EXERCISE MATERIALS.
START

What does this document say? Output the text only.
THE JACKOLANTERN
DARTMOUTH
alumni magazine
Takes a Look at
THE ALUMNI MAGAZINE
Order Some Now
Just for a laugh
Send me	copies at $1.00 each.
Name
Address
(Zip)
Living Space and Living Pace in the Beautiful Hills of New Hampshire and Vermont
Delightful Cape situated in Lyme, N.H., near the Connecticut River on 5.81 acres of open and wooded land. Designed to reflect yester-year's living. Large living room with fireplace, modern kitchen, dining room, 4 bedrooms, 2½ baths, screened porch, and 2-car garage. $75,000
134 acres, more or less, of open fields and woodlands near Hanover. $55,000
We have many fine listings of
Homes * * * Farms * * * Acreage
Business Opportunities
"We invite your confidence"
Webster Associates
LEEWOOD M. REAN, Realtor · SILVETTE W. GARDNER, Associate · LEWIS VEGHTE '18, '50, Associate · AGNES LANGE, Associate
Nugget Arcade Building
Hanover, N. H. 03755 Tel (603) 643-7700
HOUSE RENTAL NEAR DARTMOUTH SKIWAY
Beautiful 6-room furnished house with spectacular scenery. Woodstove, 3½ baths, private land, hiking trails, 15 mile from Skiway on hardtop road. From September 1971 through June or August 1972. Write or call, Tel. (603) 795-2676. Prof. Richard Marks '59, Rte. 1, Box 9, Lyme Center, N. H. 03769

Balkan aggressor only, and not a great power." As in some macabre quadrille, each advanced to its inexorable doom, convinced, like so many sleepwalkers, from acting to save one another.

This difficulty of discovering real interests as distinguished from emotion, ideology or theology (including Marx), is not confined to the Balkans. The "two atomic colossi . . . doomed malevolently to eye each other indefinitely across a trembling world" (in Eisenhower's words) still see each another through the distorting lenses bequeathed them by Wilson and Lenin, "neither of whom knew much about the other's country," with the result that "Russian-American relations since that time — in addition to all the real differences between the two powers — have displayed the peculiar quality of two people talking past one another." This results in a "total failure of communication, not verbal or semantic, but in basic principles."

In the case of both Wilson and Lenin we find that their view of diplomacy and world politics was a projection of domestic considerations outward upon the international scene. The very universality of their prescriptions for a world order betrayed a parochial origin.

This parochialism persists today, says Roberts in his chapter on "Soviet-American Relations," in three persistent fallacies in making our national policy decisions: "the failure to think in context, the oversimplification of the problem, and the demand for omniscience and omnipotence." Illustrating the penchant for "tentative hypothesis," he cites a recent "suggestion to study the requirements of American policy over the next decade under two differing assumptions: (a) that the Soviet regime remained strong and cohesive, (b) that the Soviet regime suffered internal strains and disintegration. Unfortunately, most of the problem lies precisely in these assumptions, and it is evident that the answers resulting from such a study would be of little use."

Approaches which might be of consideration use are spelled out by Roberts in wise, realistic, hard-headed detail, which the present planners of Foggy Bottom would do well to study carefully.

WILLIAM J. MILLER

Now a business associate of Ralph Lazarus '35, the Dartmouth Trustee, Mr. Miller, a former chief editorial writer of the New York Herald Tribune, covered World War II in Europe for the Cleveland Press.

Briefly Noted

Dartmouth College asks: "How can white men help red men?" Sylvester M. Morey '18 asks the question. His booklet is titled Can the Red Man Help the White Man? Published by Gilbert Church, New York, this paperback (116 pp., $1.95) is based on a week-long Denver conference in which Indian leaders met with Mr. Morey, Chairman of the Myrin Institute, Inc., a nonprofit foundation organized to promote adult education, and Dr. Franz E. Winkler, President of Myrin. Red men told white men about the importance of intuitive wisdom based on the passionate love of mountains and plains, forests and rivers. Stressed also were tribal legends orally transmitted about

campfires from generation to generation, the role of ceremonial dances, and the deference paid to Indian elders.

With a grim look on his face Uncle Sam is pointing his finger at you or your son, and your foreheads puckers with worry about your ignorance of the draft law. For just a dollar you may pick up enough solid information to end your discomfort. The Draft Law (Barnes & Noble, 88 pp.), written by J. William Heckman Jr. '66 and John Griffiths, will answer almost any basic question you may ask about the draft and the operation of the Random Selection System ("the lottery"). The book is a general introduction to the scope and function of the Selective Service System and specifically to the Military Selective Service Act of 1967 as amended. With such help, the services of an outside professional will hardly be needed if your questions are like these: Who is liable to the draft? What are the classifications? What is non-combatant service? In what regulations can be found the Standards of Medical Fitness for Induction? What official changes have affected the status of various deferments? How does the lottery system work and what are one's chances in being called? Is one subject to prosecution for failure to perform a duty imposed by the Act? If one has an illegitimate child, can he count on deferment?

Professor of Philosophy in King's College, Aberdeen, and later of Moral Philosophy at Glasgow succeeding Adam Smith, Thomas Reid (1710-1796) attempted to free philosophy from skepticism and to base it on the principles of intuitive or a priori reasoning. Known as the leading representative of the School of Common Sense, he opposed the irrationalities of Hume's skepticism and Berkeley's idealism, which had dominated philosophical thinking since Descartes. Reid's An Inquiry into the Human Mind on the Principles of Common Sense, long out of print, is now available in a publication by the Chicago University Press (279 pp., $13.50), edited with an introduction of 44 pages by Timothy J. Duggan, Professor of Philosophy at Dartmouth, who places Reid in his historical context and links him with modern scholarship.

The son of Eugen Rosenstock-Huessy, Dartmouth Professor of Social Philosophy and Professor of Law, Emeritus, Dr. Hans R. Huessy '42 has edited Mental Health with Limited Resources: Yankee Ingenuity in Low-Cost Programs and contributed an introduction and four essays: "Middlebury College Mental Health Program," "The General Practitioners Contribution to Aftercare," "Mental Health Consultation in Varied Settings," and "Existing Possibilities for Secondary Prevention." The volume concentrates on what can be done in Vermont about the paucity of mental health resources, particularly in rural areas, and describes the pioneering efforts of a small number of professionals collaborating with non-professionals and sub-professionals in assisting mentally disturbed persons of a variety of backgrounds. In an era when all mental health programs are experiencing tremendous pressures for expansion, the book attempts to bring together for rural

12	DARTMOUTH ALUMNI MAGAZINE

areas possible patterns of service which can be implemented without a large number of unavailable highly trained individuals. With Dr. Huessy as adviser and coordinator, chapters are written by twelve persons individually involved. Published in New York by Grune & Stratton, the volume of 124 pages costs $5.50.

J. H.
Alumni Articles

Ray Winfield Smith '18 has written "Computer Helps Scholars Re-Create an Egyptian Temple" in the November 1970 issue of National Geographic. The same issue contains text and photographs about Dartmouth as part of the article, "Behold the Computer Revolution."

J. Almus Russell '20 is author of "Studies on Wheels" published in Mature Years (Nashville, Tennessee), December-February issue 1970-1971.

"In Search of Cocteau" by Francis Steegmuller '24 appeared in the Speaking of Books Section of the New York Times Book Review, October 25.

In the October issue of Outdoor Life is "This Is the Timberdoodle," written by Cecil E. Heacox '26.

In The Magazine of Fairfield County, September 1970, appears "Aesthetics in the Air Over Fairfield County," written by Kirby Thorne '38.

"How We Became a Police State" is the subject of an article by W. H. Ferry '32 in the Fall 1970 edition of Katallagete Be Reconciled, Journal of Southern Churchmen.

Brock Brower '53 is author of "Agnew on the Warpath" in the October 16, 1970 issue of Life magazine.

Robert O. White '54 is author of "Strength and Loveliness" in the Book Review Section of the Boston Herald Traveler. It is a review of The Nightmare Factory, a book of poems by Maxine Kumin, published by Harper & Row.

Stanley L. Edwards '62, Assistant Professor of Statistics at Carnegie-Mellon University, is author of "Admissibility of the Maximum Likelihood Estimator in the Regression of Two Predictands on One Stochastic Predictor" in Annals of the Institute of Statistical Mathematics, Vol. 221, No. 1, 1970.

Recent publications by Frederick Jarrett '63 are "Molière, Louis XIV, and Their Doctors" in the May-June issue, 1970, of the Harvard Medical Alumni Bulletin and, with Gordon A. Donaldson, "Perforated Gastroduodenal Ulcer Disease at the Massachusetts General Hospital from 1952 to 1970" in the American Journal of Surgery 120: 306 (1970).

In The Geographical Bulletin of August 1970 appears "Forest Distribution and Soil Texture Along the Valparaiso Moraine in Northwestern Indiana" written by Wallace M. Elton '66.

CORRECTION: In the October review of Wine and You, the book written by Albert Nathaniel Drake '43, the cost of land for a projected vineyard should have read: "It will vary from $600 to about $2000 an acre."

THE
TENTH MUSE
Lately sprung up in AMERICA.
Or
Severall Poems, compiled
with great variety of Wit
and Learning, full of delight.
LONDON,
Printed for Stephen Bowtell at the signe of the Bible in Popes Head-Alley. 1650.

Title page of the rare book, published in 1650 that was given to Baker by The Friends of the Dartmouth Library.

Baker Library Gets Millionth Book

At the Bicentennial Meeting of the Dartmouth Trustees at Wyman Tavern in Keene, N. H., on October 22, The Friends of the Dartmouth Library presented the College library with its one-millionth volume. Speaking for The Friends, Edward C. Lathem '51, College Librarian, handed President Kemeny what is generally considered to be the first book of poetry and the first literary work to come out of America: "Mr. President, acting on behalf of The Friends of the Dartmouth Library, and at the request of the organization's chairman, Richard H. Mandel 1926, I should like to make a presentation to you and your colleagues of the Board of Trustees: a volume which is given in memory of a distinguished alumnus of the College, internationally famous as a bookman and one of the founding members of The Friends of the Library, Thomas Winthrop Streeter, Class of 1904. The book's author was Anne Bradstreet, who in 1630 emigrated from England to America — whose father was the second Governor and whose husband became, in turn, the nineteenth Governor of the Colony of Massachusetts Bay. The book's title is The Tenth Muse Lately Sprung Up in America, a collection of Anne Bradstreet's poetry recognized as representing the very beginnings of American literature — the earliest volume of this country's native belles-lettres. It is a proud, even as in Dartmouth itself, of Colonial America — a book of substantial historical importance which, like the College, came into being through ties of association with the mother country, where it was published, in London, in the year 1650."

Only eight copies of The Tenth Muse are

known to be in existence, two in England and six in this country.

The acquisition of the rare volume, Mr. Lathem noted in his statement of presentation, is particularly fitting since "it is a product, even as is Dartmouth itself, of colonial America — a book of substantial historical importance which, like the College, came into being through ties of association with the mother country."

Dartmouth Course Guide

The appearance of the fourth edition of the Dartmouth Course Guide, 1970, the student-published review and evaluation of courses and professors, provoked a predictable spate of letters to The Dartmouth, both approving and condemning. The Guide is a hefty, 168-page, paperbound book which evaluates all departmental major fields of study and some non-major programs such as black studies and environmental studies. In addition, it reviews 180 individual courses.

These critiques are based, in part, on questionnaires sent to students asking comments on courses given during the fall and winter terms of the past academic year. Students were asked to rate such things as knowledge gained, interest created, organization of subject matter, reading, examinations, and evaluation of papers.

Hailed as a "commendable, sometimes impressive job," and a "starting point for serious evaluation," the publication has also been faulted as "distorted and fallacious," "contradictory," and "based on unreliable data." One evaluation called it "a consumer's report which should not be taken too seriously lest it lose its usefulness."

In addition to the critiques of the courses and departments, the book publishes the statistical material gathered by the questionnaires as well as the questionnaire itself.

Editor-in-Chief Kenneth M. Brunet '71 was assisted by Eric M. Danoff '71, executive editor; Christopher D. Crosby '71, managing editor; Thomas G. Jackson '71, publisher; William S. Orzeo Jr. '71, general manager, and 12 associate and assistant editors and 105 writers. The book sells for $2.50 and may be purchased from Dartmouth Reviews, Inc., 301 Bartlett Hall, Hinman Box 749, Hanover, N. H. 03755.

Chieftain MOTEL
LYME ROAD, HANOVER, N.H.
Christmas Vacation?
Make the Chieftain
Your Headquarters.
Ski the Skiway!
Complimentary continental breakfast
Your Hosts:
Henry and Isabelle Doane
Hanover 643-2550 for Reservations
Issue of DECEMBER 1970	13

END

TO BE DONE. Extract every line above that contains the word "September".

FINISHED TASK.
Beautiful 6-room furnished house with spectacular scenery. Woodstove, 3½ baths, private land, hiking trails, 15 mile from Skiway on hardtop road. From September 1971 through June or August 1972. Write or call, Tel. (603) 795-2676. Prof. Richard Marks '59, Rte. 1, Box 9, Lyme Center, N. H. 03769
In The Magazine of Fairfield County, September 1970, appears "Aesthetics in the Air Over Fairfield County," written by Kirby Thorne '38.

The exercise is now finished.